What needs to be done: Locate every line in the material below that has the word "placeholder". Copy each of those lines.

-=-=-

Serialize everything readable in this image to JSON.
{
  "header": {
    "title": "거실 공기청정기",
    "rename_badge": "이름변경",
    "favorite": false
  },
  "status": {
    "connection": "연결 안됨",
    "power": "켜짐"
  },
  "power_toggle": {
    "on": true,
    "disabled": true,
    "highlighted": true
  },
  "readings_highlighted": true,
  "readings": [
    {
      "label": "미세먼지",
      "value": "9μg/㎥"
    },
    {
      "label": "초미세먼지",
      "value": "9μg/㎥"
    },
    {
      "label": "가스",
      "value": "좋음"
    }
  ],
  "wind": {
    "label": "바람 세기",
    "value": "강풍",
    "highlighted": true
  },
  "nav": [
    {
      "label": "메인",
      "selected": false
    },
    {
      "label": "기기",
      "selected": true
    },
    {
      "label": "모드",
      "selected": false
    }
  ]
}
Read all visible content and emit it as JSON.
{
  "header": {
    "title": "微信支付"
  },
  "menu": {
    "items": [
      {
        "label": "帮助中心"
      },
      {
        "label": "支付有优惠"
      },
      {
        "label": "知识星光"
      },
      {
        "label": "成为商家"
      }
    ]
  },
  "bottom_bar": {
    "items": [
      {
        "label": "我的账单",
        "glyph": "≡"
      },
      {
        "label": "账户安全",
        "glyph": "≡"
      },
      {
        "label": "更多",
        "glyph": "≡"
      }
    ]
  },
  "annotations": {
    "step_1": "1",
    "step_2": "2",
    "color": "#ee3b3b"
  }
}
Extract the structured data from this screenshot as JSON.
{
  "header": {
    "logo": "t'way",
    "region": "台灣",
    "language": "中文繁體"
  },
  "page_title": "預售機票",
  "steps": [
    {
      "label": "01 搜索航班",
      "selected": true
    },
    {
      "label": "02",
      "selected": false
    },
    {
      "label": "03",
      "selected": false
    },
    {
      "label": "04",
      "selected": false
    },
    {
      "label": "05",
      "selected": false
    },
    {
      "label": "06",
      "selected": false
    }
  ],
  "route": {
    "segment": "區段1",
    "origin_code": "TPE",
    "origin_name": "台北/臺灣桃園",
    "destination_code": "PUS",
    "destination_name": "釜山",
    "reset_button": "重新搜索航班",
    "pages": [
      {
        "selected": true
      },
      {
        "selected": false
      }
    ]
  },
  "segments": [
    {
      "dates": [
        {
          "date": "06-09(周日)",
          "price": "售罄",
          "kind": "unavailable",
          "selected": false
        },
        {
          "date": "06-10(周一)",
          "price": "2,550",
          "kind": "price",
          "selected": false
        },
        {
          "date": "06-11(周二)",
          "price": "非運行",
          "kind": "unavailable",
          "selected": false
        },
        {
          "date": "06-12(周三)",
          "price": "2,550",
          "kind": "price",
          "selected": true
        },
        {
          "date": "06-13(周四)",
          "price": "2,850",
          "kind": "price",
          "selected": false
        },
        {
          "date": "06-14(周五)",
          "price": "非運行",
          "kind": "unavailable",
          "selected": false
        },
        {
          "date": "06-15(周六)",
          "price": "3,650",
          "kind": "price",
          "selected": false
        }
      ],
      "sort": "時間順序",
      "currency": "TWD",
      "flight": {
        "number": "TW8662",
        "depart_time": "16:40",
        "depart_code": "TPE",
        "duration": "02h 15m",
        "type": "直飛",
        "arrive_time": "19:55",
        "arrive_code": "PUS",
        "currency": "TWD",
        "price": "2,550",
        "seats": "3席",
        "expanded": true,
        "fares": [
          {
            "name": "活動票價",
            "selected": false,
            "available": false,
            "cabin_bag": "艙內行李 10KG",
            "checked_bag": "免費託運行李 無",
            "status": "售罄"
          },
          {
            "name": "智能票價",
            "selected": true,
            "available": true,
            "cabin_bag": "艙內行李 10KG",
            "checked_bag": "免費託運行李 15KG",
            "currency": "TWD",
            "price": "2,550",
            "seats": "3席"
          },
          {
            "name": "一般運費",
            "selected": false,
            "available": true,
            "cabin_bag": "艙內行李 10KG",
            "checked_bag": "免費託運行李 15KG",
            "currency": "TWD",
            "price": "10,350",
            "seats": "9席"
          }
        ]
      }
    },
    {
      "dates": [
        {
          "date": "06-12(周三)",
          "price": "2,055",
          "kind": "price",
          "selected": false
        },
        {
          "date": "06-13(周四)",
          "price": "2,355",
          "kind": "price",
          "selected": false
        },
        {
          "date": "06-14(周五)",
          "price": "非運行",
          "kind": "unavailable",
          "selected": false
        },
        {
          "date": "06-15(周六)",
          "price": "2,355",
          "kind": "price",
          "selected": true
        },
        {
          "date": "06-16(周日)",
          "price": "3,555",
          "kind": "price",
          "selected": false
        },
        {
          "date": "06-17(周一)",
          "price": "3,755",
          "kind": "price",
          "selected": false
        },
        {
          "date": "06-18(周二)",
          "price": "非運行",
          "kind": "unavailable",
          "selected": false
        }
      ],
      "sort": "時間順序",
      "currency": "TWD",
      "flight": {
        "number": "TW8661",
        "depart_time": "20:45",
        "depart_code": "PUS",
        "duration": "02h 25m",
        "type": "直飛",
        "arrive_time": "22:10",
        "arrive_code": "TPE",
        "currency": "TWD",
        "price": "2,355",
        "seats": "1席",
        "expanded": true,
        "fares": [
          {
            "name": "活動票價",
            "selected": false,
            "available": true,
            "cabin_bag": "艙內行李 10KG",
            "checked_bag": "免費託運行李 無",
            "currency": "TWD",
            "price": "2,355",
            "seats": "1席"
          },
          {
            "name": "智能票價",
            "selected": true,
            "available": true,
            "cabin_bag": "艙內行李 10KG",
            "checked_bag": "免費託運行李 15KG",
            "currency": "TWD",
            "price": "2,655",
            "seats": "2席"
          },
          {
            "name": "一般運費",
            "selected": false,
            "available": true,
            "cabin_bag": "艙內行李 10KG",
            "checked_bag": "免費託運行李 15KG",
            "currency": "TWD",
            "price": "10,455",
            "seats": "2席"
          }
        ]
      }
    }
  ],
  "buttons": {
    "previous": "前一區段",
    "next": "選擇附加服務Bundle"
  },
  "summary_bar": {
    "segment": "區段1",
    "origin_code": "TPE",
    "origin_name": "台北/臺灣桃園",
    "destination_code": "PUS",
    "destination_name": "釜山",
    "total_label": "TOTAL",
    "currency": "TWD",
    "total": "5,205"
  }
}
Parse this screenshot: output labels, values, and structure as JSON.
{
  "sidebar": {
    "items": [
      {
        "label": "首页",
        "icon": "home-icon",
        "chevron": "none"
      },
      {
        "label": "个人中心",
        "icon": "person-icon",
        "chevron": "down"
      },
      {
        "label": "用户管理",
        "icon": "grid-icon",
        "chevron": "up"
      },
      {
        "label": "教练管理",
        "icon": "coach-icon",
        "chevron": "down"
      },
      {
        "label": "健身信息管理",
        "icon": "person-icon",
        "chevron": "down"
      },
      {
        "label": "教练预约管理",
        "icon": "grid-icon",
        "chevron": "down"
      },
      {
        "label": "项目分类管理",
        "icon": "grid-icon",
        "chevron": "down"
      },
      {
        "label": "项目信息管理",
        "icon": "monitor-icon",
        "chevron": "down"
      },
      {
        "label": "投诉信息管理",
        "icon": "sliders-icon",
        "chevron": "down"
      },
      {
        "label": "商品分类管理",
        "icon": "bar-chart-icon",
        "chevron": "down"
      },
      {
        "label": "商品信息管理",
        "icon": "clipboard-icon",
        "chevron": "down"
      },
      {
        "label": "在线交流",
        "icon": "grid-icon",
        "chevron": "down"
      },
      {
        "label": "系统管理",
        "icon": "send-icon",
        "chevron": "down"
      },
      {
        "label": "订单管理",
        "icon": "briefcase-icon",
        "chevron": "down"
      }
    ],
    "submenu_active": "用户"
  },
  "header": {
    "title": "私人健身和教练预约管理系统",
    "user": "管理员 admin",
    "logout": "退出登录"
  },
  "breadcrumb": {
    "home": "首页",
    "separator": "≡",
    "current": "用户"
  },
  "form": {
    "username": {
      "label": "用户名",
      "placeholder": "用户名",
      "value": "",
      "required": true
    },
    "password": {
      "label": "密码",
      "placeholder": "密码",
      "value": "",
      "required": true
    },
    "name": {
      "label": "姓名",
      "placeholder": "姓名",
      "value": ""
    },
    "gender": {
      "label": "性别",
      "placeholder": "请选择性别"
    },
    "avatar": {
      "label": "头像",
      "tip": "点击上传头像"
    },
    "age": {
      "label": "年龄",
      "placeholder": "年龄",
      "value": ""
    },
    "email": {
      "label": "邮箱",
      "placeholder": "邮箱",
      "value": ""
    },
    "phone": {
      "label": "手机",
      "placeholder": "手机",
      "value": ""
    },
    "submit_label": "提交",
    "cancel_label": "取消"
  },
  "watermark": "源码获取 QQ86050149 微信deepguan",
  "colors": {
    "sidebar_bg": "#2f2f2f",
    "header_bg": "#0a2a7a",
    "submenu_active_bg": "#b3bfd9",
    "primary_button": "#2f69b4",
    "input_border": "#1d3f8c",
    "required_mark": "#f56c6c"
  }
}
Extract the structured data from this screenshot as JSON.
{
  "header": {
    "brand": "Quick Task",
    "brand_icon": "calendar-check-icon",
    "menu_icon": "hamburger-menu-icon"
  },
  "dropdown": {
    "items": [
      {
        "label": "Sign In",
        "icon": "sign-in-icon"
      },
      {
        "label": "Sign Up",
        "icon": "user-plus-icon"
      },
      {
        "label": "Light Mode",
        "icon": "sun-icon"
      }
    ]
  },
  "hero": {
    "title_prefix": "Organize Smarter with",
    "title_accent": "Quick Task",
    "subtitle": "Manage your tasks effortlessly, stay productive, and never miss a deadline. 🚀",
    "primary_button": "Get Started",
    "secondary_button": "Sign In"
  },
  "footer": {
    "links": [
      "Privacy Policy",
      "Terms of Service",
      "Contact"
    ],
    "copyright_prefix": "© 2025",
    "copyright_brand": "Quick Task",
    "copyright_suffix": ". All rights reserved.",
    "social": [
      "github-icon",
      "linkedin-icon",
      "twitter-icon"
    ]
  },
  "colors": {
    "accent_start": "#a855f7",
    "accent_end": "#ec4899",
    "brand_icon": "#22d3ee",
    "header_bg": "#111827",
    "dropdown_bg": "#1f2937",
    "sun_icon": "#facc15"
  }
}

-=-=-

Reply:
      "placeholder": "用户名",
      "placeholder": "密码",
      "placeholder": "姓名",
      "placeholder": "请选择性别"
      "placeholder": "年龄",
      "placeholder": "邮箱",
      "placeholder": "手机",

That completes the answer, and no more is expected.